GIVEN INSTRUCTION:
Print the listing below in its entirety, character for character.

INFORMATION SUPPLIED:
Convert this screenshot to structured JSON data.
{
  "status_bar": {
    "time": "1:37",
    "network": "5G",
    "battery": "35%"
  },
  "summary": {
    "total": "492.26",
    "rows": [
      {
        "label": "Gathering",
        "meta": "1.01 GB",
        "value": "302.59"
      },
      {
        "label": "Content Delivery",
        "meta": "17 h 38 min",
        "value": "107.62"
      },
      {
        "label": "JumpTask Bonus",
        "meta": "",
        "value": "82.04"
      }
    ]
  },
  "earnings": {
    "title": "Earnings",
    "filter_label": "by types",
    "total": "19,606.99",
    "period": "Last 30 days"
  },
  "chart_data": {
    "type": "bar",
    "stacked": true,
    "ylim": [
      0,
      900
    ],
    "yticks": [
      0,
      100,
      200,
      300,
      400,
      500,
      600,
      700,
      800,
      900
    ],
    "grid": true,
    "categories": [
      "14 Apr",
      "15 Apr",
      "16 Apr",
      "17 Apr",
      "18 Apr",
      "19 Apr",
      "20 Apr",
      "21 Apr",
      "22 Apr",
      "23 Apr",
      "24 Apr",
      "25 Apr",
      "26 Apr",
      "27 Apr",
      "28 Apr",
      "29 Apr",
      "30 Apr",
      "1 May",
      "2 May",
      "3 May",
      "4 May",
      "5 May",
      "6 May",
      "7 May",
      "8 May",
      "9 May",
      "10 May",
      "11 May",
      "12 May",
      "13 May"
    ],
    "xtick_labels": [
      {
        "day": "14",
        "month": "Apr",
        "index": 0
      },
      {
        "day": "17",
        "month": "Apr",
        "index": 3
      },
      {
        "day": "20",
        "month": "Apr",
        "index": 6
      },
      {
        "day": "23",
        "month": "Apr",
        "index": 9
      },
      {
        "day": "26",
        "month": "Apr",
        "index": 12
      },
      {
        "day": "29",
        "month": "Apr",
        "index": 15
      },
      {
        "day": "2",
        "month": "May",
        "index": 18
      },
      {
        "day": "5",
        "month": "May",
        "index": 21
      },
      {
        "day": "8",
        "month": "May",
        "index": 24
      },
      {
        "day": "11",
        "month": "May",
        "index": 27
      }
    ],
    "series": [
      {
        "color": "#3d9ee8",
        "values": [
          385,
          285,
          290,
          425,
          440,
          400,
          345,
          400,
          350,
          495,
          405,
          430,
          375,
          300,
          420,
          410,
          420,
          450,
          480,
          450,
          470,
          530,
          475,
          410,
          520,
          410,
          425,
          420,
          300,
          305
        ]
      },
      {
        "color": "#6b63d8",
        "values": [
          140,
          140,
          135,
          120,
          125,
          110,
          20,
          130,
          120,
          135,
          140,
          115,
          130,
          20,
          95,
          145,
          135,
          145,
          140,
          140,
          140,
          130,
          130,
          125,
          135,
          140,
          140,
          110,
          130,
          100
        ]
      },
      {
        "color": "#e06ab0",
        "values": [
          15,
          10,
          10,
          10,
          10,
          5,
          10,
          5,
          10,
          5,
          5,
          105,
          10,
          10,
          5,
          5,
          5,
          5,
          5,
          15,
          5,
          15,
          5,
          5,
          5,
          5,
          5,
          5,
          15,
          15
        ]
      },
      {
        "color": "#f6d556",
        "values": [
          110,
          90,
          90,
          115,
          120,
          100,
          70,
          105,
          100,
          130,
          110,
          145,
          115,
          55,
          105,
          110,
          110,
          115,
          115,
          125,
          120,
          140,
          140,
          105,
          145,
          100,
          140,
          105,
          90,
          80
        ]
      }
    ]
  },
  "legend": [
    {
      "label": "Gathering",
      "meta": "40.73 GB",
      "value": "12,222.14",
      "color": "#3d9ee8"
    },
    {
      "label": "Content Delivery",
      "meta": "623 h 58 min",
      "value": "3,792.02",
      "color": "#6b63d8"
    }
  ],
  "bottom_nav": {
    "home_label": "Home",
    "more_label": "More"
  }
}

RESULT OF THE EXERCISE:
Convert this screenshot to structured JSON data.
{
  "status_bar": {
    "time": "1:37",
    "network": "5G",
    "battery": "35%"
  },
  "summary": {
    "total": "492.26",
    "rows": [
      {
        "label": "Gathering",
        "meta": "1.01 GB",
        "value": "302.59"
      },
      {
        "label": "Content Delivery",
        "meta": "17 h 38 min",
        "value": "107.62"
      },
      {
        "label": "JumpTask Bonus",
        "meta": "",
        "value": "82.04"
      }
    ]
  },
  "earnings": {
    "title": "Earnings",
    "filter_label": "by types",
    "total": "19,606.99",
    "period": "Last 30 days"
  },
  "chart_data": {
    "type": "bar",
    "stacked": true,
    "ylim": [
      0,
      900
    ],
    "yticks": [
      0,
      100,
      200,
      300,
      400,
      500,
      600,
      700,
      800,
      900
    ],
    "grid": true,
    "categories": [
      "14 Apr",
      "15 Apr",
      "16 Apr",
      "17 Apr",
      "18 Apr",
      "19 Apr",
      "20 Apr",
      "21 Apr",
      "22 Apr",
      "23 Apr",
      "24 Apr",
      "25 Apr",
      "26 Apr",
      "27 Apr",
      "28 Apr",
      "29 Apr",
      "30 Apr",
      "1 May",
      "2 May",
      "3 May",
      "4 May",
      "5 May",
      "6 May",
      "7 May",
      "8 May",
      "9 May",
      "10 May",
      "11 May",
      "12 May",
      "13 May"
    ],
    "xtick_labels": [
      {
        "day": "14",
        "month": "Apr",
        "index": 0
      },
      {
        "day": "17",
        "month": "Apr",
        "index": 3
      },
      {
        "day": "20",
        "month": "Apr",
        "index": 6
      },
      {
        "day": "23",
        "month": "Apr",
        "index": 9
      },
      {
        "day": "26",
        "month": "Apr",
        "index": 12
      },
      {
        "day": "29",
        "month": "Apr",
        "index": 15
      },
      {
        "day": "2",
        "month": "May",
        "index": 18
      },
      {
        "day": "5",
        "month": "May",
        "index": 21
      },
      {
        "day": "8",
        "month": "May",
        "index": 24
      },
      {
        "day": "11",
        "month": "May",
        "index": 27
      }
    ],
    "series": [
      {
        "color": "#3d9ee8",
        "values": [
          385,
          285,
          290,
          425,
          440,
          400,
          345,
          400,
          350,
          495,
          405,
          430,
          375,
          300,
          420,
          410,
          420,
          450,
          480,
          450,
          470,
          530,
          475,
          410,
          520,
          410,
          425,
          420,
          300,
          305
        ]
      },
      {
        "color": "#6b63d8",
        "values": [
          140,
          140,
          135,
          120,
          125,
          110,
          20,
          130,
          120,
          135,
          140,
          115,
          130,
          20,
          95,
          145,
          135,
          145,
          140,
          140,
          140,
          130,
          130,
          125,
          135,
          140,
          140,
          110,
          130,
          100
        ]
      },
      {
        "color": "#e06ab0",
        "values": [
          15,
          10,
          10,
          10,
          10,
          5,
          10,
          5,
          10,
          5,
          5,
          105,
          10,
          10,
          5,
          5,
          5,
          5,
          5,
          15,
          5,
          15,
          5,
          5,
          5,
          5,
          5,
          5,
          15,
          15
        ]
      },
      {
        "color": "#f6d556",
        "values": [
          110,
          90,
          90,
          115,
          120,
          100,
          70,
          105,
          100,
          130,
          110,
          145,
          115,
          55,
          105,
          110,
          110,
          115,
          115,
          125,
          120,
          140,
          140,
          105,
          145,
          100,
          140,
          105,
          90,
          80
        ]
      }
    ]
  },
  "legend": [
    {
      "label": "Gathering",
      "meta": "40.73 GB",
      "value": "12,222.14",
      "color": "#3d9ee8"
    },
    {
      "label": "Content Delivery",
      "meta": "623 h 58 min",
      "value": "3,792.02",
      "color": "#6b63d8"
    }
  ],
  "bottom_nav": {
    "home_label": "Home",
    "more_label": "More"
  }
}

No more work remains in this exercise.